▶ _Data entries_
══════
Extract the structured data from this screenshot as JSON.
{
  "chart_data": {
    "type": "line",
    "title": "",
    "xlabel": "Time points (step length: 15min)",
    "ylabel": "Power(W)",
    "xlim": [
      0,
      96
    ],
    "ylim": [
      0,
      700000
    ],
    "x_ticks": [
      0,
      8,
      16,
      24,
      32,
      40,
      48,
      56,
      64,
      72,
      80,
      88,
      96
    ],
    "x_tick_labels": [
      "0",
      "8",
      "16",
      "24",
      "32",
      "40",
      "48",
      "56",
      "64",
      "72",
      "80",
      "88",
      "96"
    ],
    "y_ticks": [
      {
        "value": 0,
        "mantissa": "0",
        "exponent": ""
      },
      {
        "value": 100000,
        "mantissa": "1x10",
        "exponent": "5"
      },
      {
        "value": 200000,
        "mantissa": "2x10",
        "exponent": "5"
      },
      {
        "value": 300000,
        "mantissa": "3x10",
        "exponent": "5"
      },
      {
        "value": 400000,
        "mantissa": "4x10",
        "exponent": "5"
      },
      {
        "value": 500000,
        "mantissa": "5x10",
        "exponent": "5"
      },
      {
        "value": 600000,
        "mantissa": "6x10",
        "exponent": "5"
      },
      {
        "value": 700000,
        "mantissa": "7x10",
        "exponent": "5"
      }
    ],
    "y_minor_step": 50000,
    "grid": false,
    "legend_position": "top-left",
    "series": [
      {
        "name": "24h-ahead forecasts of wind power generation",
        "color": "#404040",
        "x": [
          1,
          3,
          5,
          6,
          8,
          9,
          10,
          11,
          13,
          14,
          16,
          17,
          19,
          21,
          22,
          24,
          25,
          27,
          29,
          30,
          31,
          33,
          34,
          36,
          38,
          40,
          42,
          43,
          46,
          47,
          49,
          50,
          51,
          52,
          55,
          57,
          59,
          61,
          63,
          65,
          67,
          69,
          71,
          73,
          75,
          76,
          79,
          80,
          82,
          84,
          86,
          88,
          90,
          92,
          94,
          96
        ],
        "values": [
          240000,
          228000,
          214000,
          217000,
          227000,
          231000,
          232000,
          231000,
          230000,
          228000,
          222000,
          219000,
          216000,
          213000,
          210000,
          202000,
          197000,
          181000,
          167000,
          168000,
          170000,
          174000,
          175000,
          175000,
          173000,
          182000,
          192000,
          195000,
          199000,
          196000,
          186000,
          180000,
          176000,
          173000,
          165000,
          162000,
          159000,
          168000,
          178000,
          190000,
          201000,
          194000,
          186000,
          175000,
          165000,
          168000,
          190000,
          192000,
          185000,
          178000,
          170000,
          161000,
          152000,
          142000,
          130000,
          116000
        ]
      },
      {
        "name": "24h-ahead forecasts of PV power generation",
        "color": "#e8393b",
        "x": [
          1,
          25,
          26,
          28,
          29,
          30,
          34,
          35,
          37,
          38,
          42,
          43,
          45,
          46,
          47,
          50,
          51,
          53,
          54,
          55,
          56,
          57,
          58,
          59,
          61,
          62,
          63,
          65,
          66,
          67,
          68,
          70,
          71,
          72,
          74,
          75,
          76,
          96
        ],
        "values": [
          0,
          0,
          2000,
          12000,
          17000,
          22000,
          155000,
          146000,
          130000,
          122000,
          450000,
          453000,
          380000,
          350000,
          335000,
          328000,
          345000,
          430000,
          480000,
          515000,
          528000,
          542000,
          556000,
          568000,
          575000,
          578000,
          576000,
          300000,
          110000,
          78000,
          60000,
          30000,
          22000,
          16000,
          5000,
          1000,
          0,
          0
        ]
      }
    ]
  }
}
══════
▶ _Task_
Search the preceding listing for "generation" and extract every line where it is found.

▶ _Answer_
        "name": "24h-ahead forecasts of wind power generation",
        "name": "24h-ahead forecasts of PV power generation",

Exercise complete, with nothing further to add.